### TASK DETAILS
Copy out all lines where "content" appears.

### THE INPUT
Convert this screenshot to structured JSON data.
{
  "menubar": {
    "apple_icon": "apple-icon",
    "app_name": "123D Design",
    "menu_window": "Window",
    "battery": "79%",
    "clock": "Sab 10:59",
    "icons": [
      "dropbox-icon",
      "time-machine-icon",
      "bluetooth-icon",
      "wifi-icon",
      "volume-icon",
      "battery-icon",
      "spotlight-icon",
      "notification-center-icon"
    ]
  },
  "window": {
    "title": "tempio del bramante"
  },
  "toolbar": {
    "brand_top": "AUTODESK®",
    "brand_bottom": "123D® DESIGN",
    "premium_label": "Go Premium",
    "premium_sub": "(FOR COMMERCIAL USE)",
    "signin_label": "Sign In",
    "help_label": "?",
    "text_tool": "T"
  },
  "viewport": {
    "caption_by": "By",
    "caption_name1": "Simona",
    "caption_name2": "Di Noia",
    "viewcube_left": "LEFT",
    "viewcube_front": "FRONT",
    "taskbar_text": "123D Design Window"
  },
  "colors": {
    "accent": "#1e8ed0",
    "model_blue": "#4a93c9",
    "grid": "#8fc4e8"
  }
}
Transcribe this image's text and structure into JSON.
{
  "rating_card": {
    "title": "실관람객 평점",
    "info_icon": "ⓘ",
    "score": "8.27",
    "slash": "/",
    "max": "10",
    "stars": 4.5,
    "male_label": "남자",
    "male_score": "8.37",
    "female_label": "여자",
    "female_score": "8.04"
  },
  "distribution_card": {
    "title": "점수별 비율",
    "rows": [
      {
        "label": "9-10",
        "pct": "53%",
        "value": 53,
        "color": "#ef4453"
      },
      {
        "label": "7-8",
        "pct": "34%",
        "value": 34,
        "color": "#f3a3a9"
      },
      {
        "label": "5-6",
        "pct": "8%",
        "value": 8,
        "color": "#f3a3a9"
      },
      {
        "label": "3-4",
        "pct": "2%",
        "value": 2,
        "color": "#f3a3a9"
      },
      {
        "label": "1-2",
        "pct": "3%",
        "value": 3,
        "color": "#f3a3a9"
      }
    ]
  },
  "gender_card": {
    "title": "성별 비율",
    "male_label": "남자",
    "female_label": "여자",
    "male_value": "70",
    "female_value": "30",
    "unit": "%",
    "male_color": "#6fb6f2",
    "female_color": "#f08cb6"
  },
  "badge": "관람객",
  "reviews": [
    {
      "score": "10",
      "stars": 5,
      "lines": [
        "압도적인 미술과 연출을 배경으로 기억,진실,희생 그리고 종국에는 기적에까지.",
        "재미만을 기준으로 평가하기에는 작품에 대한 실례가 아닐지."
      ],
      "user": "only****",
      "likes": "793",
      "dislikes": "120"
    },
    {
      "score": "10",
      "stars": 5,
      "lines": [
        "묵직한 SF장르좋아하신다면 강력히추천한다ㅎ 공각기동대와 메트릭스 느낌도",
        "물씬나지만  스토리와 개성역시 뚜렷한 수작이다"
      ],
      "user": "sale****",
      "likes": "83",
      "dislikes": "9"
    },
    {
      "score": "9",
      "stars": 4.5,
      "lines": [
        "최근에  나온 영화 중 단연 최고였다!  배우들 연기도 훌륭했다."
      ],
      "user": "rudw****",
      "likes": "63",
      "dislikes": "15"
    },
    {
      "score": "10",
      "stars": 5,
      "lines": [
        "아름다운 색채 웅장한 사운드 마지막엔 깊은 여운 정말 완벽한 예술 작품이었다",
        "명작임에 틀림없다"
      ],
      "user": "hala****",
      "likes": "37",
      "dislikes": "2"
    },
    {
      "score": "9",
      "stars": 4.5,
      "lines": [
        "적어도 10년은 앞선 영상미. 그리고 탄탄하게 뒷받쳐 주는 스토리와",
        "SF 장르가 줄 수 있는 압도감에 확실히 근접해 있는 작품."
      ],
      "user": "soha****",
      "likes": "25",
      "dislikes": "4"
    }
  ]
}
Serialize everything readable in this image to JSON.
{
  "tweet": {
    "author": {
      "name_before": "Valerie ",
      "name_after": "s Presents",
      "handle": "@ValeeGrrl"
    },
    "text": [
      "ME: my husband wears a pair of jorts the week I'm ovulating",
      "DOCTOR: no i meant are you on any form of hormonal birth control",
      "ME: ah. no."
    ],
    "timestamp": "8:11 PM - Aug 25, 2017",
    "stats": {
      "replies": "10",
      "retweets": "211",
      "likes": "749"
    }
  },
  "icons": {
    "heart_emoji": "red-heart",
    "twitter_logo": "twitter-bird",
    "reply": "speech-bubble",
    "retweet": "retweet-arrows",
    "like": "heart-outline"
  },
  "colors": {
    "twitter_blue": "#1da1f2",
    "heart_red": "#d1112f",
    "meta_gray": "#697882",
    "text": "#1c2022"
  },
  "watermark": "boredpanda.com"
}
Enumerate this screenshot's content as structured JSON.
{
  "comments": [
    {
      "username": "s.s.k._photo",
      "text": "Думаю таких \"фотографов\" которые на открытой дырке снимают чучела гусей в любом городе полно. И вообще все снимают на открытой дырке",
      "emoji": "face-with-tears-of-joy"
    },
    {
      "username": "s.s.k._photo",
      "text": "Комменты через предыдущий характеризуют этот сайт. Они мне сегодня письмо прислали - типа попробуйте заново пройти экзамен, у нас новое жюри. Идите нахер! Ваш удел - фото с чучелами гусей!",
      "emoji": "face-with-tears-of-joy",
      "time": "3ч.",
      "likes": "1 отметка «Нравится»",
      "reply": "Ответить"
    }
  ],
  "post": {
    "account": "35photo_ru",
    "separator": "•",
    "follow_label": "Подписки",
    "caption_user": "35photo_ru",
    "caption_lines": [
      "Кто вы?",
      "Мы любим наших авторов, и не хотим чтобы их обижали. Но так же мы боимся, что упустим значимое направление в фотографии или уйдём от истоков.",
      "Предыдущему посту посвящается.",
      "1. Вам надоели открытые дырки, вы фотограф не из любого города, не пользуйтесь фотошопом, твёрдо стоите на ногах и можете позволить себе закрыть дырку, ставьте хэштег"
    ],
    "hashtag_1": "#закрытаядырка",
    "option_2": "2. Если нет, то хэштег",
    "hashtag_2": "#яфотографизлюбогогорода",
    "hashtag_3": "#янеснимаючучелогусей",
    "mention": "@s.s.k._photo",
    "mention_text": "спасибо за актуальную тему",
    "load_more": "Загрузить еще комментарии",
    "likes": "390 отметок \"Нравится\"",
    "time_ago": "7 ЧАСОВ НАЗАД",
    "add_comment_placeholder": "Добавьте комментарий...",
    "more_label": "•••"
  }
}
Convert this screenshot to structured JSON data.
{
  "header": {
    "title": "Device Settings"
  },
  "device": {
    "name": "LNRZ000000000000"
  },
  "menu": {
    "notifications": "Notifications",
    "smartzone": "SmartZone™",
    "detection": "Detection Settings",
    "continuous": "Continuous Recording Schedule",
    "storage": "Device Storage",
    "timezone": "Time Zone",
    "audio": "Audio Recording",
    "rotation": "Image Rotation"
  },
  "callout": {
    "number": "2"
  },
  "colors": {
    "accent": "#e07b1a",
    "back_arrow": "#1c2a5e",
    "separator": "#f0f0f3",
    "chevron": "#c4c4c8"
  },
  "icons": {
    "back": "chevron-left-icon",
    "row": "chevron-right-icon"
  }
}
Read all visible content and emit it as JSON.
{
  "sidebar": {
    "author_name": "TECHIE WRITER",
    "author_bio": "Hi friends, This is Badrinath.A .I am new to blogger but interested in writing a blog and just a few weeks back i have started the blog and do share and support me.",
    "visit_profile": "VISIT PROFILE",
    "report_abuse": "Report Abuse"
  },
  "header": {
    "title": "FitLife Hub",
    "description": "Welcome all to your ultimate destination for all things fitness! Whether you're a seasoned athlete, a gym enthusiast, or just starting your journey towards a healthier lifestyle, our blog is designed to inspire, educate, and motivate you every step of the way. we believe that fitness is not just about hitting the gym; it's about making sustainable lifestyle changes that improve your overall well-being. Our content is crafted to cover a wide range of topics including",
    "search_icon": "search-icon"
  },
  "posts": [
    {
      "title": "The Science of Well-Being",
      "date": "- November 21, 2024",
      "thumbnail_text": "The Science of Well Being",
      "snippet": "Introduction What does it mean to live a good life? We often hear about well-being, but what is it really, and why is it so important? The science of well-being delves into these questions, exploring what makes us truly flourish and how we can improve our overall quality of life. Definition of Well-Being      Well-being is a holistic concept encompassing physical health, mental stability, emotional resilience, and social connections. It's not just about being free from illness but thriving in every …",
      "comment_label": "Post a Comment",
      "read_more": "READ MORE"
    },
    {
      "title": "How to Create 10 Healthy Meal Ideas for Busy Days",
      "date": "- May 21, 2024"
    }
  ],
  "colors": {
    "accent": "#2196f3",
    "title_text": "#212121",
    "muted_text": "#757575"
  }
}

### EXERCISE ANSWER
Enumerate this screenshot's content as structured JSON.
Read all visible content and emit it as JSON.
    "description": "Welcome all to your ultimate destination for all things fitness! Whether you're a seasoned athlete, a gym enthusiast, or just starting your journey towards a healthier lifestyle, our blog is designed to inspire, educate, and motivate you every step of the way. we believe that fitness is not just about hitting the gym; it's about making sustainable lifestyle changes that improve your overall well-being. Our content is crafted to cover a wide range of topics including",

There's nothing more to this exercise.